(The task): Locate the word "Histórica" in the material, then show every line that holds it.

(Input rows):
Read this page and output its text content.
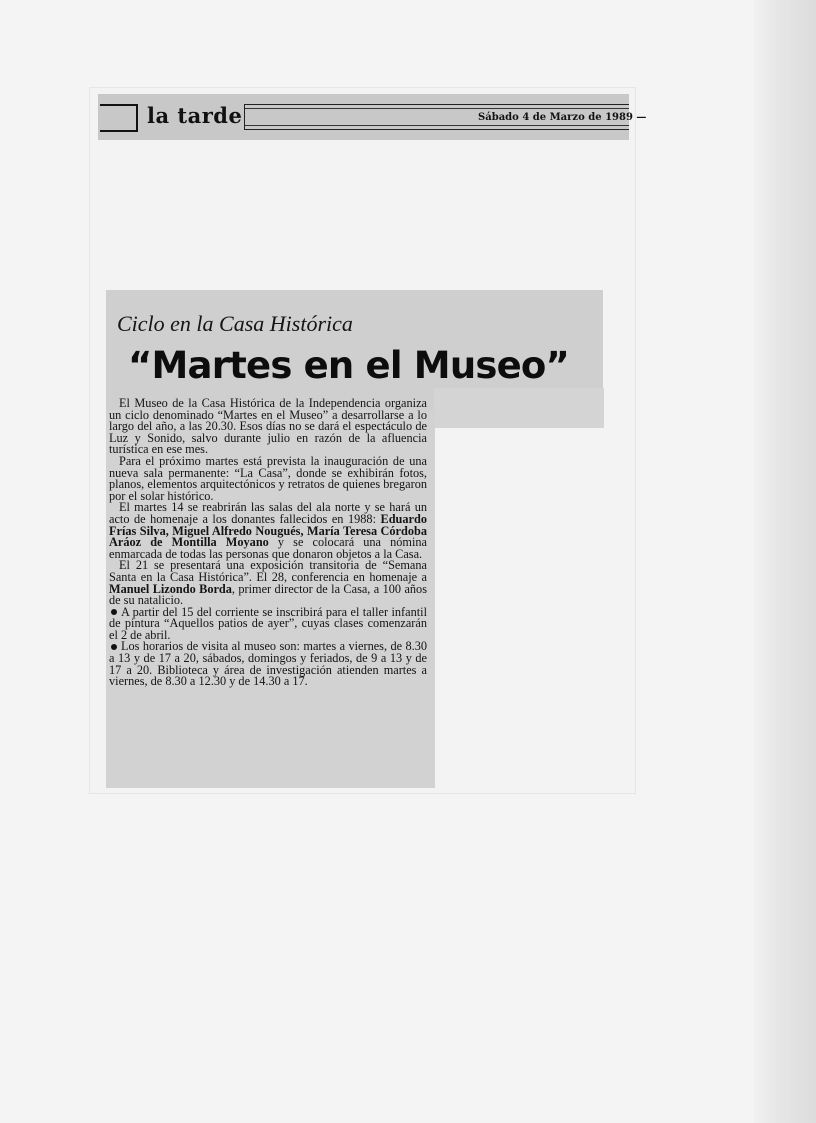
la tarde	Sábado 4 de Marzo de 1989 —
Ciclo en la Casa Histórica
“Martes en el Museo”

El Museo de la Casa Histórica de la Independencia organiza un ciclo denominado “Martes en el Museo” a desarrollarse a lo largo del año, a las 20.30. Esos días no se dará el espectáculo de Luz y Sonido, salvo durante julio en razón de la afluencia turística en ese mes.

Para el próximo martes está prevista la inauguración de una nueva sala permanente: “La Casa”, donde se exhibirán fotos, planos, elementos arquitectónicos y retratos de quienes bregaron por el solar histórico.

El martes 14 se reabrirán las salas del ala norte y se hará un acto de homenaje a los donantes fallecidos en 1988: Eduardo Frías Silva, Miguel Alfredo Nougués, María Teresa Córdoba Aráoz de Montilla Moyano y se colocará una nómina enmarcada de todas las personas que donaron objetos a la Casa.

El 21 se presentará una exposición transitoria de “Semana Santa en la Casa Histórica”. El 28, conferencia en homenaje a Manuel Lizondo Borda, primer director de la Casa, a 100 años de su natalicio.

A partir del 15 del corriente se inscribirá para el taller infantil de pintura “Aquellos patios de ayer”, cuyas clases comenzarán el 2 de abril.

Los horarios de visita al museo son: martes a viernes, de 8.30 a 13 y de 17 a 20, sábados, domingos y feriados, de 9 a 13 y de 17 a 20. Biblioteca y área de investigación atienden martes a viernes, de 8.30 a 12.30 y de 14.30 a 17.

(Response to the exercise):
Ciclo en la Casa Histórica
El Museo de la Casa Histórica de la Independencia organiza un ciclo denominado “Martes en el Museo” a desarrollarse a lo largo del año, a las 20.30. Esos días no se dará el espectáculo de Luz y Sonido, salvo durante julio en razón de la afluencia turística en ese mes.
El 21 se presentará una exposición transitoria de “Semana Santa en la Casa Histórica”. El 28, conferencia en homenaje a Manuel Lizondo Borda, primer director de la Casa, a 100 años de su natalicio.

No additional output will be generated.